* _PROBLEM TO WORK ON_
Please filter the data below down to the lines holding the string "image".

* _THE INPUT_

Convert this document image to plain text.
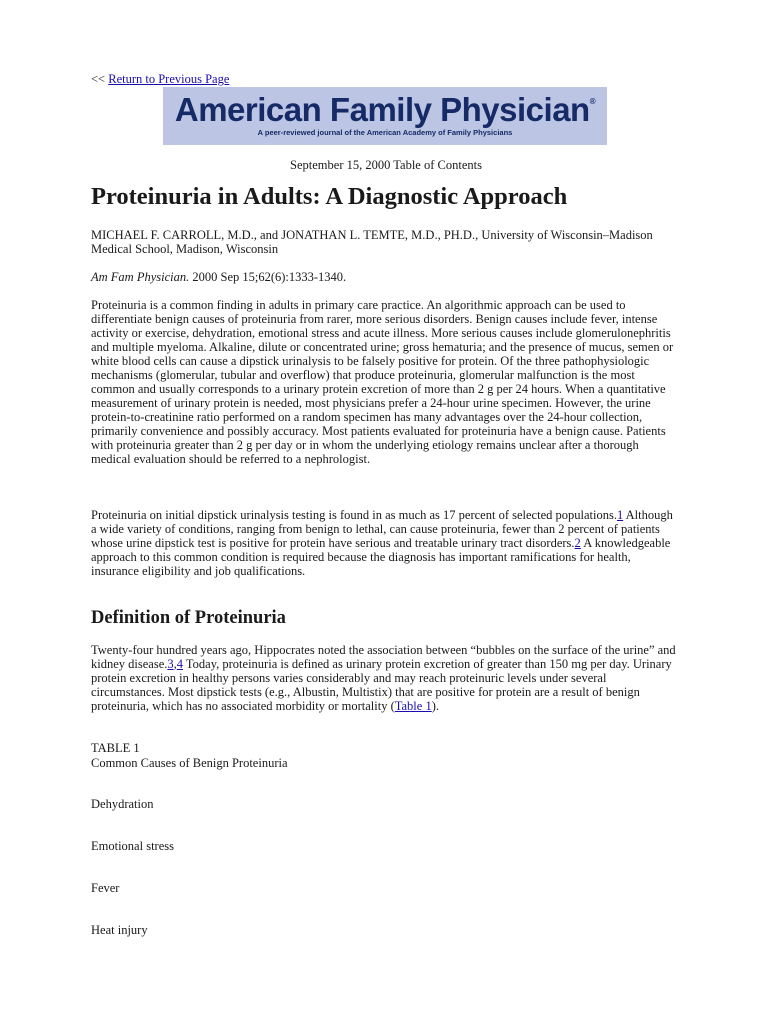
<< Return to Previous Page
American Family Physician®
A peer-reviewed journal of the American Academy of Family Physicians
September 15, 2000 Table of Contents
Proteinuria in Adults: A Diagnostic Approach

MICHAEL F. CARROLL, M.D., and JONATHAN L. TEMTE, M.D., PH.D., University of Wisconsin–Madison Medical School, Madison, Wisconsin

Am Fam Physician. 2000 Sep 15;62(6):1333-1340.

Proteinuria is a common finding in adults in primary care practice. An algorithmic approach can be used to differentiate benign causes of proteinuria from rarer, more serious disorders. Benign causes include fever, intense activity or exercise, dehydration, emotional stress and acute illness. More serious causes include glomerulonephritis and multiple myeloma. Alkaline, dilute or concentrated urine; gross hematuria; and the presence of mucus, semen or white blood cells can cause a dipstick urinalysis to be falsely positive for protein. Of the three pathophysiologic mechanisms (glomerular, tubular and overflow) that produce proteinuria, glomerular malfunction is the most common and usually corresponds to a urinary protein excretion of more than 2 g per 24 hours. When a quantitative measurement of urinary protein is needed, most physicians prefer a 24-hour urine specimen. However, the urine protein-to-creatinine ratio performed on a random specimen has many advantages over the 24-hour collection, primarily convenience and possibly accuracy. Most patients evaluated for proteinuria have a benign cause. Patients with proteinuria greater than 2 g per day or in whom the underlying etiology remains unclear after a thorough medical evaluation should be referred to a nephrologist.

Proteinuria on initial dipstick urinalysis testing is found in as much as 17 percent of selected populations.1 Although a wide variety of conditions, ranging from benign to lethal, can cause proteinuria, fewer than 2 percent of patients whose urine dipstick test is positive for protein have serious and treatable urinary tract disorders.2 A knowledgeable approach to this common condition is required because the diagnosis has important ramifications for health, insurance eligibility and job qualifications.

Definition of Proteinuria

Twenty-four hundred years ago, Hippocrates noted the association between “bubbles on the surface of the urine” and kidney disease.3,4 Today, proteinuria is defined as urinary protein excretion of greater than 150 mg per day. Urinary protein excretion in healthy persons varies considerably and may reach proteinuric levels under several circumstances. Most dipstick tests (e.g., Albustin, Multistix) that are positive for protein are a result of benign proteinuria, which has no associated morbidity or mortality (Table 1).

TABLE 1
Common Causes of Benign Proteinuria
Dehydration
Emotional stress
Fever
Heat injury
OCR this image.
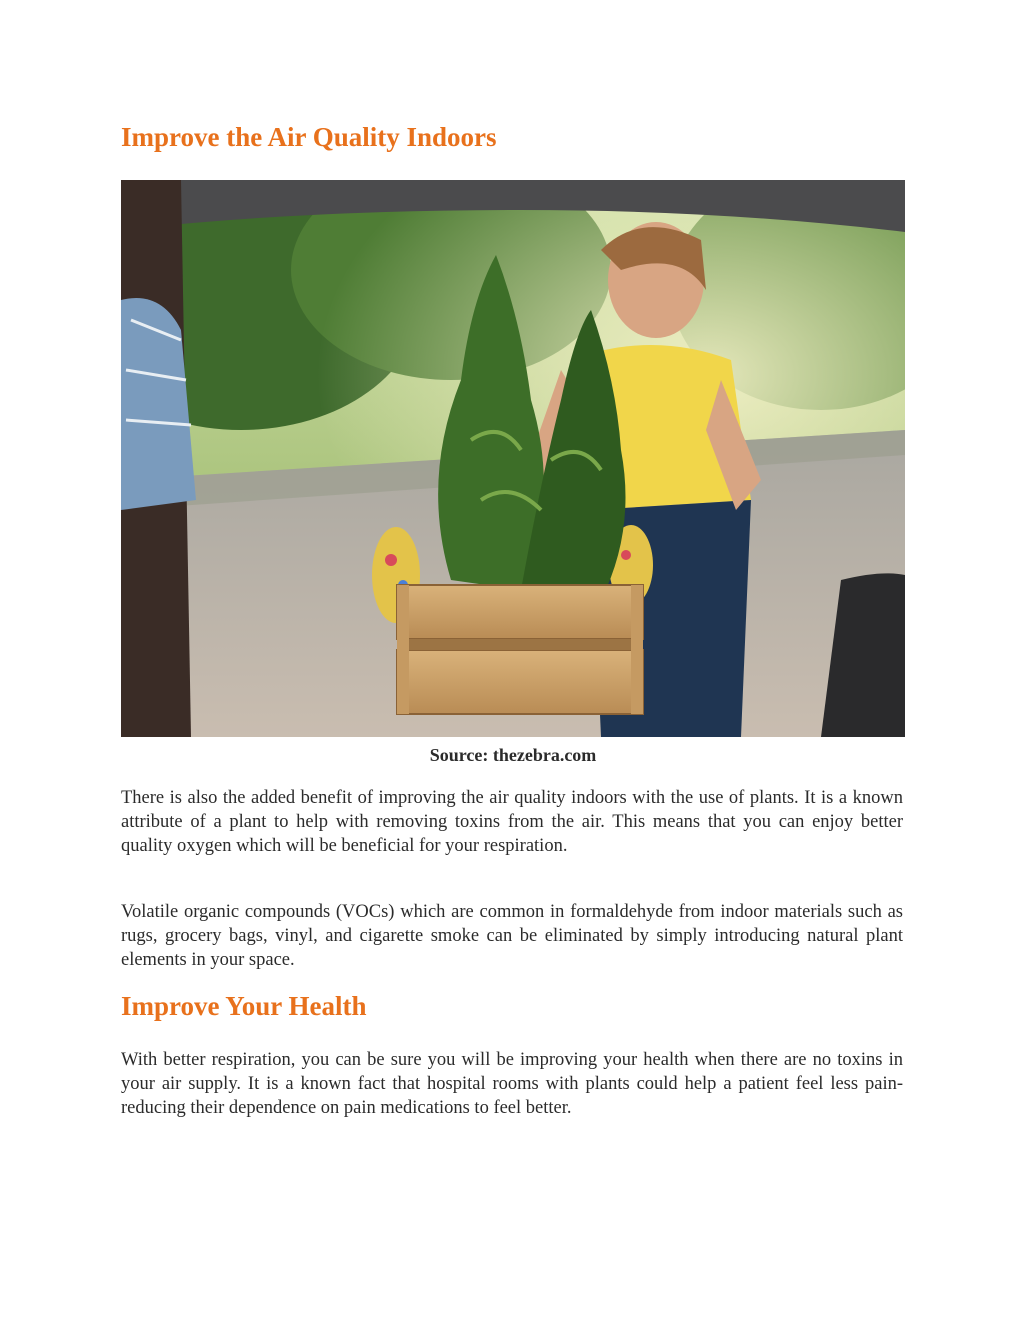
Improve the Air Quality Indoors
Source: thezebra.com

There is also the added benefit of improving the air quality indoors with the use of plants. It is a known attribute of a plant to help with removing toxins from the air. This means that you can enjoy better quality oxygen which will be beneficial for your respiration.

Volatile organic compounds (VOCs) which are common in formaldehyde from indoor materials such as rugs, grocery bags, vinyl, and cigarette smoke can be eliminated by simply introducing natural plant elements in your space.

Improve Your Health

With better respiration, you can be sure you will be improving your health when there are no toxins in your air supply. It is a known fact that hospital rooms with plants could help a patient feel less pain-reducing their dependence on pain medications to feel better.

* _OUTPUT_
Convert this document image to plain text.
OCR this image.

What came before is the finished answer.